-- RECORDS TO PROCESS start --

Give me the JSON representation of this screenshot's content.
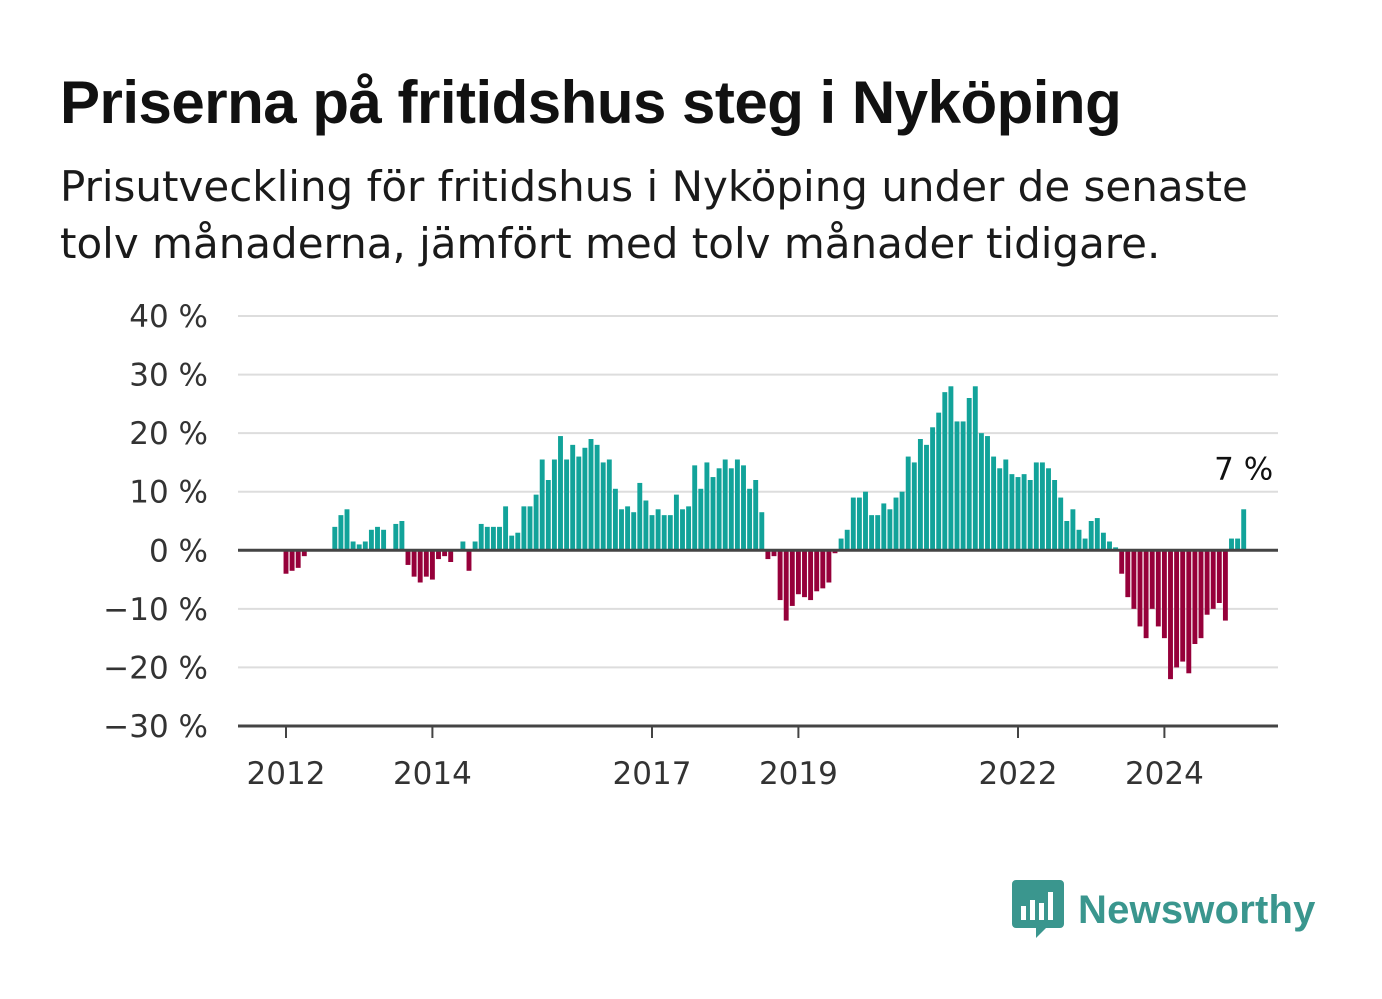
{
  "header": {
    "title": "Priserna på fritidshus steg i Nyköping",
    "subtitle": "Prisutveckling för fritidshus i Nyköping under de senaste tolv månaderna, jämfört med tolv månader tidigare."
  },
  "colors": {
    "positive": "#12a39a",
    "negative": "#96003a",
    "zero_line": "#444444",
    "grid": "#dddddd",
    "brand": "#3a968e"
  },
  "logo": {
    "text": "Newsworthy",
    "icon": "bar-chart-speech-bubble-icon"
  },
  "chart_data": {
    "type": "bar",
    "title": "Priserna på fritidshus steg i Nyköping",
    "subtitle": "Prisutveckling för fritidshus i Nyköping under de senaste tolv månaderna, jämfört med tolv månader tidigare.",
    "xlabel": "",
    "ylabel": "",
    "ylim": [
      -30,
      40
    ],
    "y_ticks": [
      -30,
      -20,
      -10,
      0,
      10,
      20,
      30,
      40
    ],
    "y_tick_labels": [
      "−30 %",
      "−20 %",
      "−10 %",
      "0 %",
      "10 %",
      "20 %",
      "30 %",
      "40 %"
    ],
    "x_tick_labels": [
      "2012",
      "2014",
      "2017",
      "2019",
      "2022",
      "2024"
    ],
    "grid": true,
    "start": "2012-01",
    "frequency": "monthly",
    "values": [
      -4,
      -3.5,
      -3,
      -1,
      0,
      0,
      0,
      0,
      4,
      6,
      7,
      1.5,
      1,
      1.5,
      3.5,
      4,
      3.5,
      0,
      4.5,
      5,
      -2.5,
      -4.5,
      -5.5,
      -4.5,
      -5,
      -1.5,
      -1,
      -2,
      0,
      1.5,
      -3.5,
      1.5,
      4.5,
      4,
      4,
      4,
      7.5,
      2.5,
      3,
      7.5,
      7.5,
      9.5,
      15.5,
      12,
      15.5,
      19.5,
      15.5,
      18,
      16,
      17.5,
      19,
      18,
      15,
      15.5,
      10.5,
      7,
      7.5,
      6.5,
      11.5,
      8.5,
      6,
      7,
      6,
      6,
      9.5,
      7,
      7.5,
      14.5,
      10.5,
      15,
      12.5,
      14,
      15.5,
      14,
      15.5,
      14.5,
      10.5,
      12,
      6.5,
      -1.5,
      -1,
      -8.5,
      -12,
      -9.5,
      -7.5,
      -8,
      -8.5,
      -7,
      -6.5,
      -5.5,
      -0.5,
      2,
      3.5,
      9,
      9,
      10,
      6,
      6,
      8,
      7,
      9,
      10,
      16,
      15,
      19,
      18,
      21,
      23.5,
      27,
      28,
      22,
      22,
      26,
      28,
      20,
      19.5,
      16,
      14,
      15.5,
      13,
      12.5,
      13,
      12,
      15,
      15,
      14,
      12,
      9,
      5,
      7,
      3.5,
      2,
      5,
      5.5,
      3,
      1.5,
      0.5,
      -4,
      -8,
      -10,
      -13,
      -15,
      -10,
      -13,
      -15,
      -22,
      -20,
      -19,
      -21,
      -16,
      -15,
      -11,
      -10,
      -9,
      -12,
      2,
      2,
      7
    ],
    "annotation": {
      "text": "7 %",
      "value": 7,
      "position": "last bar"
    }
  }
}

-- RECORDS TO PROCESS end --

Return all lines with the word "månader" in them.

    "subtitle": "Prisutveckling för fritidshus i Nyköping under de senaste tolv månaderna, jämfört med tolv månader tidigare."
    "subtitle": "Prisutveckling för fritidshus i Nyköping under de senaste tolv månaderna, jämfört med tolv månader tidigare.",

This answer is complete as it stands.